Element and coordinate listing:
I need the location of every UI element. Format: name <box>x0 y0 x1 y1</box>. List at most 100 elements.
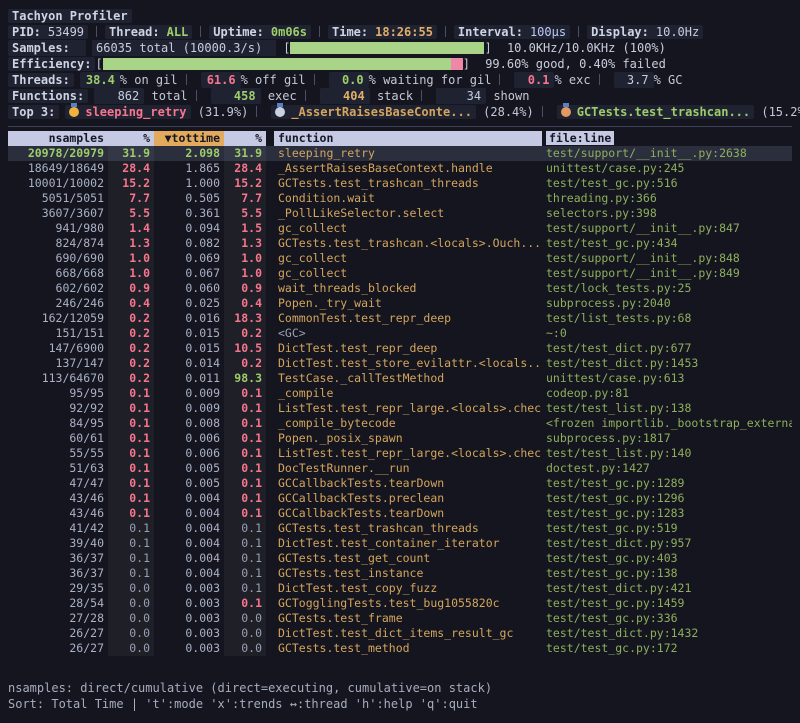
column-spacer <box>266 176 274 191</box>
pct-cumulative-cell: 0.1 <box>224 566 266 581</box>
nsamples-cell: 941/980 <box>8 221 108 236</box>
nsamples-cell: 39/40 <box>8 536 108 551</box>
table-row[interactable]: 113/64670 0.2 0.011 98.3 TestCase._callT… <box>8 371 792 386</box>
function-cell: Popen._posix_spawn <box>274 431 542 446</box>
pct-cumulative-cell: 15.2 <box>224 176 266 191</box>
nsamples-cell: 43/46 <box>8 506 108 521</box>
table-row[interactable]: 151/151 0.2 0.015 0.2 <GC> ~:0 <box>8 326 792 341</box>
table-row[interactable]: 18649/18649 28.4 1.865 28.4 _AssertRaise… <box>8 161 792 176</box>
tottime-cell: 0.005 <box>154 476 224 491</box>
table-row[interactable]: 43/46 0.1 0.004 0.1 GCCallbackTests.prec… <box>8 491 792 506</box>
table-row[interactable]: 147/6900 0.2 0.015 10.5 DictTest.test_re… <box>8 341 792 356</box>
table-row[interactable]: 26/27 0.0 0.003 0.0 DictTest.test_dict_i… <box>8 626 792 641</box>
title-line: Tachyon Profiler <box>8 8 792 24</box>
table-row[interactable]: 3607/3607 5.5 0.361 5.5 _PollLikeSelecto… <box>8 206 792 221</box>
col-header-function[interactable]: function <box>274 131 542 146</box>
pct-direct-cell: 0.2 <box>108 371 154 386</box>
table-row[interactable]: 690/690 1.0 0.069 1.0 gc_collect test/su… <box>8 251 792 266</box>
tottime-cell: 0.003 <box>154 641 224 656</box>
col-header-pct-cumulative[interactable]: % <box>224 131 266 146</box>
col-header-nsamples[interactable]: nsamples <box>8 131 108 146</box>
footer-keybindings: Sort: Total Time | 't':mode 'x':trends ↔… <box>8 696 792 712</box>
table-row[interactable]: 824/874 1.3 0.082 1.3 GCTests.test_trash… <box>8 236 792 251</box>
pct-direct-cell: 0.1 <box>108 551 154 566</box>
function-cell: sleeping_retry <box>274 146 542 161</box>
table-row[interactable]: 27/28 0.0 0.003 0.0 GCTests.test_frame t… <box>8 611 792 626</box>
table-row[interactable]: 668/668 1.0 0.067 1.0 gc_collect test/su… <box>8 266 792 281</box>
function-cell: DictTest.test_container_iterator <box>274 536 542 551</box>
samples-line: Samples:66035 total (10000.3/s) [] 10.0K… <box>8 40 792 56</box>
separator <box>305 90 306 101</box>
separator <box>421 90 422 101</box>
column-spacer <box>266 551 274 566</box>
file-line-cell: test/support/__init__.py:849 <box>542 266 792 281</box>
table-row[interactable]: 43/46 0.1 0.004 0.1 GCCallbackTests.tear… <box>8 506 792 521</box>
col-header-pct-direct[interactable]: % <box>108 131 154 146</box>
function-cell: Condition.wait <box>274 191 542 206</box>
table-row[interactable]: 55/55 0.1 0.006 0.1 ListTest.test_repr_l… <box>8 446 792 461</box>
column-spacer <box>266 371 274 386</box>
function-cell: TestCase._callTestMethod <box>274 371 542 386</box>
function-cell: GCTogglingTests.test_bug1055820c <box>274 596 542 611</box>
samples-rate: 10.0KHz/10.0KHz (100%) <box>507 41 666 55</box>
thread-field[interactable]: Thread:ALL <box>105 25 192 39</box>
table-row[interactable]: 29/35 0.0 0.003 0.1 DictTest.test_copy_f… <box>8 581 792 596</box>
table-row[interactable]: 20978/20979 31.9 2.098 31.9 sleeping_ret… <box>8 146 792 161</box>
table-row[interactable]: 162/12059 0.2 0.016 18.3 CommonTest.test… <box>8 311 792 326</box>
table-row[interactable]: 47/47 0.1 0.005 0.1 GCCallbackTests.tear… <box>8 476 792 491</box>
table-row[interactable]: 246/246 0.4 0.025 0.4 Popen._try_wait su… <box>8 296 792 311</box>
function-cell: _AssertRaisesBaseContext.handle <box>274 161 542 176</box>
table-row[interactable]: 95/95 0.1 0.009 0.1 _compile codeop.py:8… <box>8 386 792 401</box>
samples-bar-open-bracket: [ <box>283 41 290 55</box>
col-header-tottime-sorted[interactable]: ▼tottime <box>154 131 224 146</box>
table-row[interactable]: 28/54 0.0 0.003 0.1 GCTogglingTests.test… <box>8 596 792 611</box>
table-row[interactable]: 941/980 1.4 0.094 1.5 gc_collect test/su… <box>8 221 792 236</box>
table-row[interactable]: 41/42 0.1 0.004 0.1 GCTests.test_trashca… <box>8 521 792 536</box>
pct-cumulative-cell: 5.5 <box>224 206 266 221</box>
nsamples-cell: 60/61 <box>8 431 108 446</box>
samples-total: 66035 total (10000.3/s) <box>92 40 276 56</box>
table-row[interactable]: 36/37 0.1 0.004 0.1 GCTests.test_get_cou… <box>8 551 792 566</box>
function-cell: DocTestRunner.__run <box>274 461 542 476</box>
table-row[interactable]: 5051/5051 7.7 0.505 7.7 Condition.wait t… <box>8 191 792 206</box>
table-row[interactable]: 39/40 0.1 0.004 0.1 DictTest.test_contai… <box>8 536 792 551</box>
pct-cumulative-cell: 0.0 <box>224 626 266 641</box>
pct-direct-cell: 0.0 <box>108 641 154 656</box>
table-row[interactable]: 10001/10002 15.2 1.000 15.2 GCTests.test… <box>8 176 792 191</box>
col-header-file-line[interactable]: file:line <box>542 131 792 146</box>
silver-medal-icon <box>275 107 285 117</box>
table-row[interactable]: 51/63 0.1 0.005 0.1 DocTestRunner.__run … <box>8 461 792 476</box>
tottime-cell: 0.004 <box>154 521 224 536</box>
top3-function-name: GCTests.test_trashcan... <box>577 105 750 119</box>
pct-cumulative-cell: 0.1 <box>224 446 266 461</box>
table-row[interactable]: 92/92 0.1 0.009 0.1 ListTest.test_repr_l… <box>8 401 792 416</box>
separator <box>96 26 97 37</box>
pct-cumulative-cell: 1.0 <box>224 266 266 281</box>
file-line-cell: test/list_tests.py:68 <box>542 311 792 326</box>
table-row[interactable]: 84/95 0.1 0.008 0.1 _compile_bytecode <f… <box>8 416 792 431</box>
table-row[interactable]: 36/37 0.1 0.004 0.1 GCTests.test_instanc… <box>8 566 792 581</box>
uptime-field: Uptime:0m06s <box>209 25 311 39</box>
pct-direct-cell: 0.9 <box>108 281 154 296</box>
samples-bar-close-bracket: ] <box>484 41 491 55</box>
top3-percentage: (28.4%) <box>476 105 534 119</box>
on-gil-label: % on gil <box>120 73 178 87</box>
meta-line: PID:53499Thread:ALLUptime:0m06sTime:18:2… <box>8 24 792 40</box>
column-spacer <box>266 461 274 476</box>
table-row[interactable]: 60/61 0.1 0.006 0.1 Popen._posix_spawn s… <box>8 431 792 446</box>
pct-direct-cell: 0.1 <box>108 386 154 401</box>
pct-cumulative-cell: 0.1 <box>224 551 266 566</box>
table-row[interactable]: 26/27 0.0 0.003 0.0 GCTests.test_method … <box>8 641 792 656</box>
pct-cumulative-cell: 1.0 <box>224 251 266 266</box>
tottime-cell: 0.025 <box>154 296 224 311</box>
display-value: 10.0Hz <box>656 25 699 39</box>
function-cell: GCCallbackTests.preclean <box>274 491 542 506</box>
table-row[interactable]: 137/147 0.2 0.014 0.2 DictTest.test_stor… <box>8 356 792 371</box>
tottime-cell: 0.004 <box>154 536 224 551</box>
column-spacer <box>266 146 274 161</box>
column-spacer <box>266 641 274 656</box>
separator <box>314 74 315 85</box>
pct-direct-cell: 7.7 <box>108 191 154 206</box>
column-spacer <box>266 476 274 491</box>
table-row[interactable]: 602/602 0.9 0.060 0.9 wait_threads_block… <box>8 281 792 296</box>
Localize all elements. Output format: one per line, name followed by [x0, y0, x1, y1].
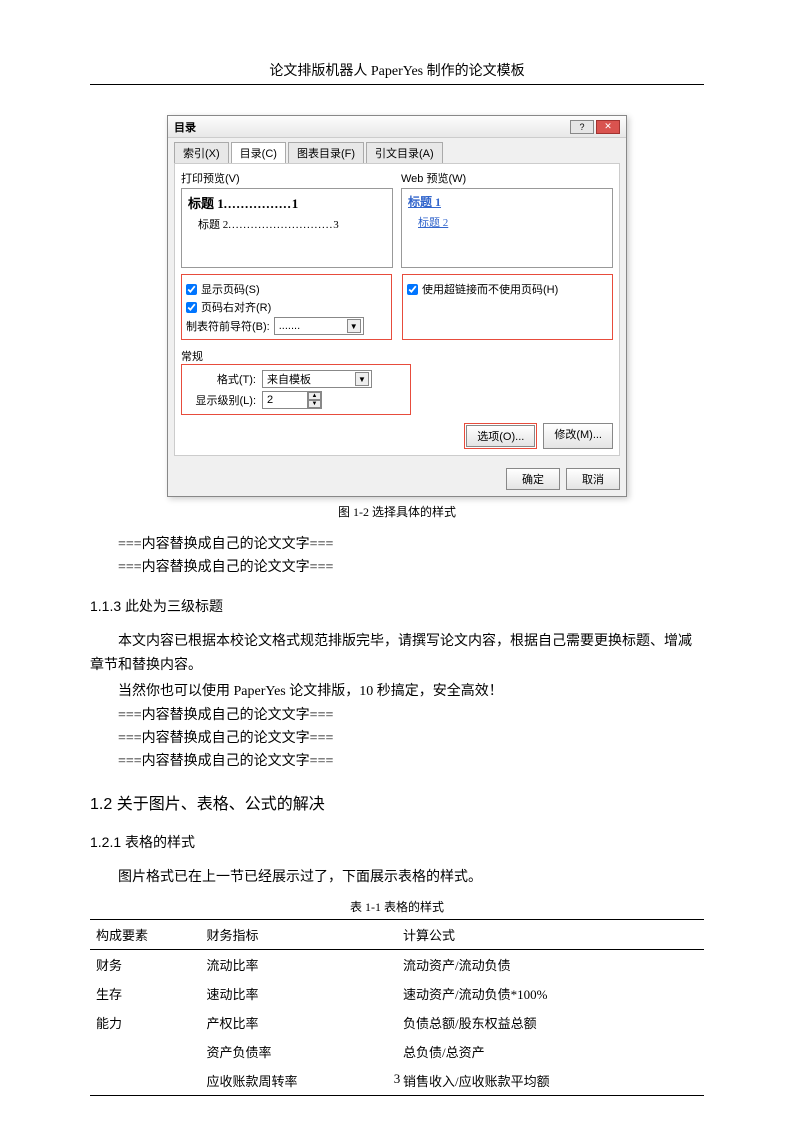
heading-1-2-1: 1.2.1 表格的样式 — [90, 832, 704, 852]
table-cell: 速动资产/流动负债*100% — [397, 979, 704, 1008]
heading-1-2: 1.2 关于图片、表格、公式的解决 — [90, 790, 704, 814]
level-label: 显示级别(L): — [186, 392, 256, 408]
chk-hyperlink[interactable]: 使用超链接而不使用页码(H) — [407, 281, 608, 297]
dialog-title: 目录 — [174, 119, 570, 135]
level-spinner[interactable]: 2 ▲▼ — [262, 391, 322, 409]
options-button[interactable]: 选项(O)... — [466, 425, 535, 447]
body-paragraph: 图片格式已在上一节已经展示过了，下面展示表格的样式。 — [90, 866, 704, 890]
tab-figures[interactable]: 图表目录(F) — [288, 142, 364, 163]
col-header: 计算公式 — [397, 920, 704, 950]
tab-index[interactable]: 索引(X) — [174, 142, 229, 163]
table-cell — [90, 1037, 201, 1066]
web-link-h2[interactable]: 标题 2 — [418, 214, 448, 230]
heading-1-1-3: 1.1.3 此处为三级标题 — [90, 596, 704, 616]
ok-button[interactable]: 确定 — [506, 468, 560, 490]
print-preview-box: 标题 1................1 标题 2..............… — [181, 188, 393, 268]
figure-dialog: 目录 ? ✕ 索引(X) 目录(C) 图表目录(F) 引文目录(A) 打印预览(… — [90, 115, 704, 497]
chevron-down-icon: ▼ — [355, 372, 369, 386]
table-caption: 表 1-1 表格的样式 — [90, 898, 704, 915]
chk-show-page[interactable]: 显示页码(S) — [186, 281, 387, 297]
web-link-h1[interactable]: 标题 1 — [408, 195, 441, 209]
table-cell: 财务 — [90, 950, 201, 980]
body-paragraph: 当然你也可以使用 PaperYes 论文排版，10 秒搞定，安全高效！ — [90, 680, 704, 704]
page-number: 3 — [0, 1071, 794, 1087]
data-table: 构成要素 财务指标 计算公式 财务流动比率流动资产/流动负债生存速动比率速动资产… — [90, 919, 704, 1096]
tab-citations[interactable]: 引文目录(A) — [366, 142, 443, 163]
leader-label: 制表符前导符(B): — [186, 318, 270, 334]
header-rule — [90, 84, 704, 85]
web-preview-box: 标题 1 标题 2 — [401, 188, 613, 268]
table-cell: 生存 — [90, 979, 201, 1008]
page-number-options: 显示页码(S) 页码右对齐(R) 制表符前导符(B): .......▼ — [181, 274, 392, 340]
format-label: 格式(T): — [186, 371, 256, 387]
placeholder-text: ===内容替换成自己的论文文字=== — [90, 705, 704, 726]
table-cell: 流动资产/流动负债 — [397, 950, 704, 980]
print-preview-label: 打印预览(V) — [181, 170, 393, 186]
web-preview-label: Web 预览(W) — [401, 170, 613, 186]
toc-dialog: 目录 ? ✕ 索引(X) 目录(C) 图表目录(F) 引文目录(A) 打印预览(… — [167, 115, 627, 497]
format-group: 格式(T): 来自模板▼ 显示级别(L): 2 ▲▼ — [181, 364, 411, 415]
placeholder-text: ===内容替换成自己的论文文字=== — [90, 534, 704, 555]
cancel-button[interactable]: 取消 — [566, 468, 620, 490]
placeholder-text: ===内容替换成自己的论文文字=== — [90, 557, 704, 578]
table-cell: 能力 — [90, 1008, 201, 1037]
table-cell: 总负债/总资产 — [397, 1037, 704, 1066]
help-button[interactable]: ? — [570, 120, 594, 134]
figure-caption: 图 1-2 选择具体的样式 — [90, 503, 704, 520]
col-header: 财务指标 — [201, 920, 397, 950]
tab-strip: 索引(X) 目录(C) 图表目录(F) 引文目录(A) — [168, 138, 626, 163]
chevron-down-icon: ▼ — [347, 319, 361, 333]
placeholder-text: ===内容替换成自己的论文文字=== — [90, 751, 704, 772]
hyperlink-option: 使用超链接而不使用页码(H) — [402, 274, 613, 340]
format-combo[interactable]: 来自模板▼ — [262, 370, 372, 388]
modify-button[interactable]: 修改(M)... — [543, 423, 613, 449]
table-cell: 流动比率 — [201, 950, 397, 980]
page-header: 论文排版机器人 PaperYes 制作的论文模板 — [90, 60, 704, 80]
leader-combo[interactable]: .......▼ — [274, 317, 364, 335]
placeholder-text: ===内容替换成自己的论文文字=== — [90, 728, 704, 749]
body-paragraph: 本文内容已根据本校论文格式规范排版完毕，请撰写论文内容，根据自己需要更换标题、增… — [90, 630, 704, 678]
table-cell: 资产负债率 — [201, 1037, 397, 1066]
titlebar: 目录 ? ✕ — [168, 116, 626, 138]
general-label: 常规 — [181, 348, 613, 364]
table-cell: 产权比率 — [201, 1008, 397, 1037]
dialog-body: 打印预览(V) 标题 1................1 标题 2......… — [174, 163, 620, 456]
tab-toc[interactable]: 目录(C) — [231, 142, 286, 163]
col-header: 构成要素 — [90, 920, 201, 950]
chk-right-align[interactable]: 页码右对齐(R) — [186, 299, 387, 315]
close-button[interactable]: ✕ — [596, 120, 620, 134]
table-cell: 负债总额/股东权益总额 — [397, 1008, 704, 1037]
table-cell: 速动比率 — [201, 979, 397, 1008]
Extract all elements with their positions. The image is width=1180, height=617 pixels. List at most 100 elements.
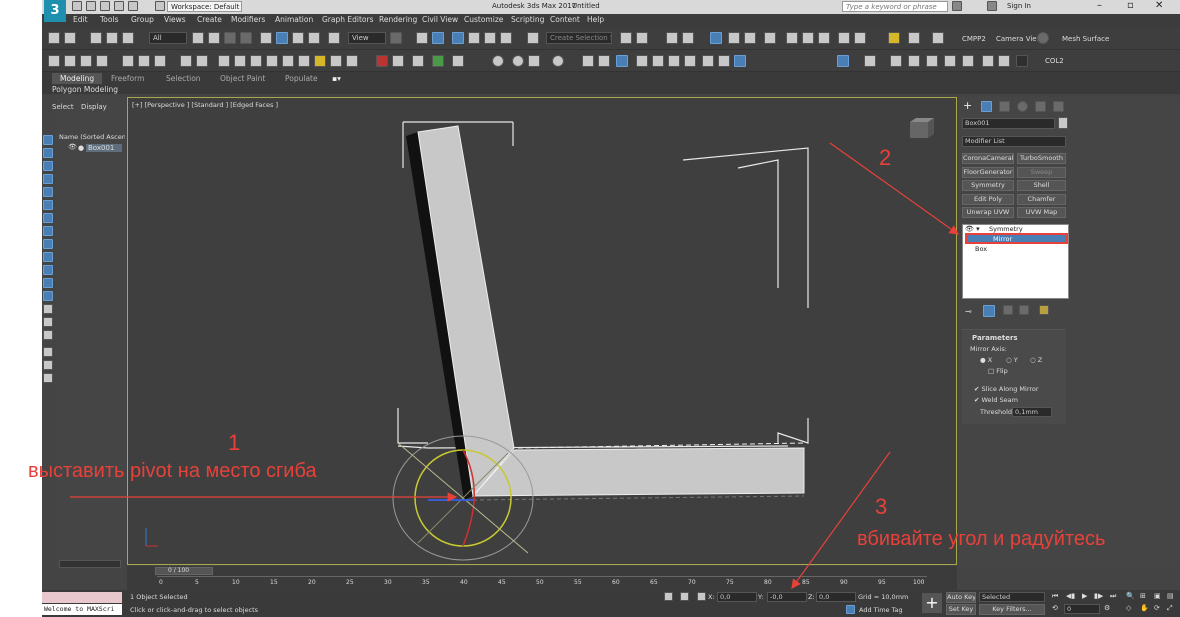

- **Task description**
Starting at the line containing "column-spacer <box>266 176 274 191</box>" and ending at the line containing "506 792 521</box>", rewrite that part of the listing with "nsamples-cell" renamed to "sample-count-cell" and everything else unchanged.

- **Answer for this exercise**
column-spacer <box>266 176 274 191</box>
pct-cumulative-cell: 0.1 <box>224 566 266 581</box>
sample-count-cell: 941/980 <box>8 221 108 236</box>
sample-count-cell: 39/40 <box>8 536 108 551</box>
table-row[interactable]: 113/64670 0.2 0.011 98.3 TestCase._callT… <box>8 371 792 386</box>
function-cell: Popen._posix_spawn <box>274 431 542 446</box>
pct-cumulative-cell: 15.2 <box>224 176 266 191</box>
sample-count-cell: 43/46 <box>8 506 108 521</box>
table-row[interactable]: 151/151 0.2 0.015 0.2 <GC> ~:0 <box>8 326 792 341</box>
table-row[interactable]: 18649/18649 28.4 1.865 28.4 _AssertRaise… <box>8 161 792 176</box>
tottime-cell: 0.005 <box>154 476 224 491</box>
table-row[interactable]: 43/46 0.1 0.004 0.1 GCCallbackTests.prec… <box>8 491 792 506</box>
table-row[interactable]: 147/6900 0.2 0.015 10.5 DictTest.test_re… <box>8 341 792 356</box>
table-row[interactable]: 26/27 0.0 0.003 0.0 DictTest.test_dict_i… <box>8 626 792 641</box>
title-line: Tachyon Profiler <box>8 8 792 24</box>
table-row[interactable]: 3607/3607 5.5 0.361 5.5 _PollLikeSelecto… <box>8 206 792 221</box>
col-header-function[interactable]: function <box>274 131 542 146</box>
pct-direct-cell: 0.2 <box>108 371 154 386</box>
table-row[interactable]: 690/690 1.0 0.069 1.0 gc_collect test/su… <box>8 251 792 266</box>
tottime-cell: 0.003 <box>154 641 224 656</box>
col-header-pct-cumulative[interactable]: % <box>224 131 266 146</box>
col-header-nsamples[interactable]: nsamples <box>8 131 108 146</box>
footer-keybindings: Sort: Total Time | 't':mode 'x':trends ↔… <box>8 696 792 712</box>
table-row[interactable]: 824/874 1.3 0.082 1.3 GCTests.test_trash… <box>8 236 792 251</box>
pct-direct-cell: 0.1 <box>108 551 154 566</box>
function-cell: sleeping_retry <box>274 146 542 161</box>
table-row[interactable]: 27/28 0.0 0.003 0.0 GCTests.test_frame t… <box>8 611 792 626</box>
table-row[interactable]: 668/668 1.0 0.067 1.0 gc_collect test/su… <box>8 266 792 281</box>
function-cell: DictTest.test_container_iterator <box>274 536 542 551</box>
samples-line: Samples:66035 total (10000.3/s) [] 10.0K… <box>8 40 792 56</box>
separator <box>305 90 306 101</box>
separator <box>421 90 422 101</box>
column-spacer <box>266 551 274 566</box>
file-line-cell: test/support/__init__.py:849 <box>542 266 792 281</box>
table-row[interactable]: 43/46 0.1 0.004 0.1 GCCallbackTests.tear… <box>8 506 792 521</box>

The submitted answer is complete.